Stored entries
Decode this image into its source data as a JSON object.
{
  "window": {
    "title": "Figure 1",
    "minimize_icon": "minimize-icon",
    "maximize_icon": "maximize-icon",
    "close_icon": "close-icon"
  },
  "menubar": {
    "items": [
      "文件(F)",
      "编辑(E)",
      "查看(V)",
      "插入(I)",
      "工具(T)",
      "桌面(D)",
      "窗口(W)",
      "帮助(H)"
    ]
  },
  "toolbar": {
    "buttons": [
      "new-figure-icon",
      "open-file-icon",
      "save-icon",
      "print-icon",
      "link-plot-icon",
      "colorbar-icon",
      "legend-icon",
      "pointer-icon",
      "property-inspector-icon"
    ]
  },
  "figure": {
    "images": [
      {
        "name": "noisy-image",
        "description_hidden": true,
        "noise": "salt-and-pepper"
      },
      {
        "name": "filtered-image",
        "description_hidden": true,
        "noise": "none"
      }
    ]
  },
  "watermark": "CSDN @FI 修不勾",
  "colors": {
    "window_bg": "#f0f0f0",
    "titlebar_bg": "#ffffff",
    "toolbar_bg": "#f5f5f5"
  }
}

Aim of the exercise:
Return every line of the material exactly.

Expected output:
Decode this image into its source data as a JSON object.
{
  "window": {
    "title": "Figure 1",
    "minimize_icon": "minimize-icon",
    "maximize_icon": "maximize-icon",
    "close_icon": "close-icon"
  },
  "menubar": {
    "items": [
      "文件(F)",
      "编辑(E)",
      "查看(V)",
      "插入(I)",
      "工具(T)",
      "桌面(D)",
      "窗口(W)",
      "帮助(H)"
    ]
  },
  "toolbar": {
    "buttons": [
      "new-figure-icon",
      "open-file-icon",
      "save-icon",
      "print-icon",
      "link-plot-icon",
      "colorbar-icon",
      "legend-icon",
      "pointer-icon",
      "property-inspector-icon"
    ]
  },
  "figure": {
    "images": [
      {
        "name": "noisy-image",
        "description_hidden": true,
        "noise": "salt-and-pepper"
      },
      {
        "name": "filtered-image",
        "description_hidden": true,
        "noise": "none"
      }
    ]
  },
  "watermark": "CSDN @FI 修不勾",
  "colors": {
    "window_bg": "#f0f0f0",
    "titlebar_bg": "#ffffff",
    "toolbar_bg": "#f5f5f5"
  }
}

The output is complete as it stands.